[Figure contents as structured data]
------------------------------------

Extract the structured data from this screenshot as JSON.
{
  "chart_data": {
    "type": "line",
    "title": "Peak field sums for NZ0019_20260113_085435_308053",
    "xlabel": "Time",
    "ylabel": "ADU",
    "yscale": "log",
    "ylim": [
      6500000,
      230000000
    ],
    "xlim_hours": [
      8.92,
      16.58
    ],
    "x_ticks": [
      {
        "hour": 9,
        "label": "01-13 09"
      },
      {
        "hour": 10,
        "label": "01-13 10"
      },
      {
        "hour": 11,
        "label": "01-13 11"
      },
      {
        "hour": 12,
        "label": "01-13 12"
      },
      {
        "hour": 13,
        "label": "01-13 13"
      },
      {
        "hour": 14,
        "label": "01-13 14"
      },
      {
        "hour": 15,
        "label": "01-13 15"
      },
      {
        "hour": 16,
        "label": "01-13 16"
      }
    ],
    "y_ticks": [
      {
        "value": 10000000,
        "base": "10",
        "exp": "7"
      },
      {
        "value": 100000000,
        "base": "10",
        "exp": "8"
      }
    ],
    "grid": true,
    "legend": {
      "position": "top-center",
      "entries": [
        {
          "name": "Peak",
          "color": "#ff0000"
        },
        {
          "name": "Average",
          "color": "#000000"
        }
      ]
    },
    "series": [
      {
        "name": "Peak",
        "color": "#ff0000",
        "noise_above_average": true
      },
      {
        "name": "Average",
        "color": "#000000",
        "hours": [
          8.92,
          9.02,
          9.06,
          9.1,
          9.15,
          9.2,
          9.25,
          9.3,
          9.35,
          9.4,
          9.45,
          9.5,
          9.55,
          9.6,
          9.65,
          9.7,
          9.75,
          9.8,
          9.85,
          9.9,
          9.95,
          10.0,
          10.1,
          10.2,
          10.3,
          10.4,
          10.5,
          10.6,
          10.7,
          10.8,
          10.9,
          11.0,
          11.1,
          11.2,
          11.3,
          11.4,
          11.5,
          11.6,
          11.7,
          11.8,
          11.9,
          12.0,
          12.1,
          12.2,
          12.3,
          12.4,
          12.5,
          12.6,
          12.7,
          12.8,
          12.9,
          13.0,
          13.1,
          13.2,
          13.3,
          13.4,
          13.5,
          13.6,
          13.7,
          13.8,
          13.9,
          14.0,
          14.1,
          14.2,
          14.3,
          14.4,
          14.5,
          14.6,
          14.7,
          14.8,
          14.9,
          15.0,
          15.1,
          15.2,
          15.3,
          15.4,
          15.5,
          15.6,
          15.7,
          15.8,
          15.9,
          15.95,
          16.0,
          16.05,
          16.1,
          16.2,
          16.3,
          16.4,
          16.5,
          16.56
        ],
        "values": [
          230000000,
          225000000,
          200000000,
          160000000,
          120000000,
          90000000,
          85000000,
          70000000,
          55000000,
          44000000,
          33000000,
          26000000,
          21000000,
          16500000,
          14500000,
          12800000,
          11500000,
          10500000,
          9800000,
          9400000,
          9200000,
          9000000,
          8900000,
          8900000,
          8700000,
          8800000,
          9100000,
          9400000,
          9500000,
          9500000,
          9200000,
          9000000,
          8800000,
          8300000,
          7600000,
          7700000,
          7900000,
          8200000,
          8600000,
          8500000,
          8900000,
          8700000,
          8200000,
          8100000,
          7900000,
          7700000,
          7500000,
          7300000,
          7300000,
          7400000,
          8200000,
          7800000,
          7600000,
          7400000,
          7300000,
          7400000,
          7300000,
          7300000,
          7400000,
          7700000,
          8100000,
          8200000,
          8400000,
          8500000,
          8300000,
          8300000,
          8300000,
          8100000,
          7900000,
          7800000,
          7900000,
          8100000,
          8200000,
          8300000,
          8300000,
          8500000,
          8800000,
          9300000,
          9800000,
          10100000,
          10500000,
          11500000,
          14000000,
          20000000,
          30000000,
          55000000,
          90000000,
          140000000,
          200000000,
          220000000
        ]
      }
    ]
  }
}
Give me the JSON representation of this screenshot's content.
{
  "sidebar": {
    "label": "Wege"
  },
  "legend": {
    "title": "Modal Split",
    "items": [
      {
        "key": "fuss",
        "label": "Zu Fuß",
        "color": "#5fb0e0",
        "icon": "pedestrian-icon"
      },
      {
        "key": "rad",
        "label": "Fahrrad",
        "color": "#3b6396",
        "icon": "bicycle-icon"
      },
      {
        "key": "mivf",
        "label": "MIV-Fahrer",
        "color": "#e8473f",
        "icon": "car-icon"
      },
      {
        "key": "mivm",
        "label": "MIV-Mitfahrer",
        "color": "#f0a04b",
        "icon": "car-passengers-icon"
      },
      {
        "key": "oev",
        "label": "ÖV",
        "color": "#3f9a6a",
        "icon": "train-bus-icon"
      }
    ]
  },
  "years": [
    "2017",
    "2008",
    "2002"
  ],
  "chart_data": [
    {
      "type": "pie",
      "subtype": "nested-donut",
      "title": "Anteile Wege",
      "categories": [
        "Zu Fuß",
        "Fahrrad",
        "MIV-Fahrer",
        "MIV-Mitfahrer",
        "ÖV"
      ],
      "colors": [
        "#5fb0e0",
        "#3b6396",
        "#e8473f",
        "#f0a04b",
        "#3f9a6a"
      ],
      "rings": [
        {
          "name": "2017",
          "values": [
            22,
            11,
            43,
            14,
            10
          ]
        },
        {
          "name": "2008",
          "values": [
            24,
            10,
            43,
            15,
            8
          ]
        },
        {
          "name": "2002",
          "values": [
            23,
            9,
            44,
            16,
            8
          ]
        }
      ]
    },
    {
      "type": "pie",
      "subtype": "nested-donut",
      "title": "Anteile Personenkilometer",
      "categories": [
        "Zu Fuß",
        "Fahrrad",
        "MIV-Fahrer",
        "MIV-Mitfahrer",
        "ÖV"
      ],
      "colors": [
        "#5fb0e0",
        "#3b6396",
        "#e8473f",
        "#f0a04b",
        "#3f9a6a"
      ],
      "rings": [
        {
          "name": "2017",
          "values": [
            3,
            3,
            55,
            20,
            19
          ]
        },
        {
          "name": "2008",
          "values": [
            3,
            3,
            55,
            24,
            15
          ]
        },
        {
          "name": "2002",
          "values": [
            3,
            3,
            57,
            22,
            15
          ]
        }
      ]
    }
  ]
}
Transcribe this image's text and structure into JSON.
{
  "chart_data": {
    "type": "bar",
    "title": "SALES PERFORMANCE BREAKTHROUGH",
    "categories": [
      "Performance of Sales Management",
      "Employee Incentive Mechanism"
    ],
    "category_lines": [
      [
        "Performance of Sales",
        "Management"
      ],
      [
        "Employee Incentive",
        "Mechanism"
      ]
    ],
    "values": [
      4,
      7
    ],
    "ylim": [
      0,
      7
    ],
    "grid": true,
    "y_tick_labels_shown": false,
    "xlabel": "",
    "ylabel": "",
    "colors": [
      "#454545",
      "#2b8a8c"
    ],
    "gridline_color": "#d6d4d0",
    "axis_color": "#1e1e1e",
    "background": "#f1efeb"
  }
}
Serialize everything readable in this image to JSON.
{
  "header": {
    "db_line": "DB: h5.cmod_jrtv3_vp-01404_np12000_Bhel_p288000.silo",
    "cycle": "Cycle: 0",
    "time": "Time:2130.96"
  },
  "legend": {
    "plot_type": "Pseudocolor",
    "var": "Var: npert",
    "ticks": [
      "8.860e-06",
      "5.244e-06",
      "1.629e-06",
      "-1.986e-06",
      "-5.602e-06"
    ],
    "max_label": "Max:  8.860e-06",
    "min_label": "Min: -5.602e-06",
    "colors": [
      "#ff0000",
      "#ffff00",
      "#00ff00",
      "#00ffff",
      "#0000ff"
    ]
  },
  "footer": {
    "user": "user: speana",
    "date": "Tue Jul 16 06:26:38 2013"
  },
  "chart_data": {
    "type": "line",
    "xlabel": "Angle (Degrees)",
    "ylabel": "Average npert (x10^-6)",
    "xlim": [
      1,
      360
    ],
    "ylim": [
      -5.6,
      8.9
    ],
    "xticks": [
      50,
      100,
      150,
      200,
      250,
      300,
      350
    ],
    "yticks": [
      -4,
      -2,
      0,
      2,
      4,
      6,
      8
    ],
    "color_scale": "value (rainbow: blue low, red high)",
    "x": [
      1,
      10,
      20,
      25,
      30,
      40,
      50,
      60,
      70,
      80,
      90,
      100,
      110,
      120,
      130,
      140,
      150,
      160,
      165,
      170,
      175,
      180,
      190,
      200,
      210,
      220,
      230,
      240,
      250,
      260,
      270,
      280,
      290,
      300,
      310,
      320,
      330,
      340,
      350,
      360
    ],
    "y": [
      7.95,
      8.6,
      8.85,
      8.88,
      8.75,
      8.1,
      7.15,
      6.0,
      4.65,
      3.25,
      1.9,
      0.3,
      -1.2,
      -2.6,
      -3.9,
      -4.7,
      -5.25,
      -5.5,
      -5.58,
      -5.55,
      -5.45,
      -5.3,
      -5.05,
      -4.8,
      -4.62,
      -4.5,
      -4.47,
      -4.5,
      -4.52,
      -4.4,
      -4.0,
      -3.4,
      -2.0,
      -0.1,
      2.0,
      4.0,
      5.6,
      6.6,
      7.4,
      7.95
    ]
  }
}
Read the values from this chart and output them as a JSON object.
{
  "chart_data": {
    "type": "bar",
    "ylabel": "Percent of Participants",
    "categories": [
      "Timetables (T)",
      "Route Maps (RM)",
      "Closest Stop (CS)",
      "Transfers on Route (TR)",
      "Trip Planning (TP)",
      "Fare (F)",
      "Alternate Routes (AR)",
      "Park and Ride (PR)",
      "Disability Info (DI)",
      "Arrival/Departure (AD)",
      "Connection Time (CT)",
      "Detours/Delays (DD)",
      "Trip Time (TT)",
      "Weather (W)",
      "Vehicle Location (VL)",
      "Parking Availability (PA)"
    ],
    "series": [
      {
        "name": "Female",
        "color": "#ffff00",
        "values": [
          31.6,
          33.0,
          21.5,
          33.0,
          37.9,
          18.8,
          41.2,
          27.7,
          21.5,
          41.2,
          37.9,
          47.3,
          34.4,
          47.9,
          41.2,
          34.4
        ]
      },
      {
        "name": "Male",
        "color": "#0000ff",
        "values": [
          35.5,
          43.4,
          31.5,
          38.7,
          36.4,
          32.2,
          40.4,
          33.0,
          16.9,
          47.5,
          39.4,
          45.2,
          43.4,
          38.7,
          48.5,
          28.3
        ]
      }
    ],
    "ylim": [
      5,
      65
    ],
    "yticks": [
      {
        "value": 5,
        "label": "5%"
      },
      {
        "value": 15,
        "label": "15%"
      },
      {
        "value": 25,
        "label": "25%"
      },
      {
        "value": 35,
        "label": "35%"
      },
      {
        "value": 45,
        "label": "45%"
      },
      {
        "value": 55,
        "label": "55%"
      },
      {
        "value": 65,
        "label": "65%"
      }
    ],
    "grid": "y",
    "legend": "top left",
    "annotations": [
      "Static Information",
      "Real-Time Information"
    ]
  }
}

------------------------------------

• PROBLEM
Filter the records, keeping only lines that contain "ylabel", and show those lines.

• WRITTEN RESPONSE
    "ylabel": "ADU",
    "ylabel": "",
    "ylabel": "Average npert (x10^-6)",
    "ylabel": "Percent of Participants",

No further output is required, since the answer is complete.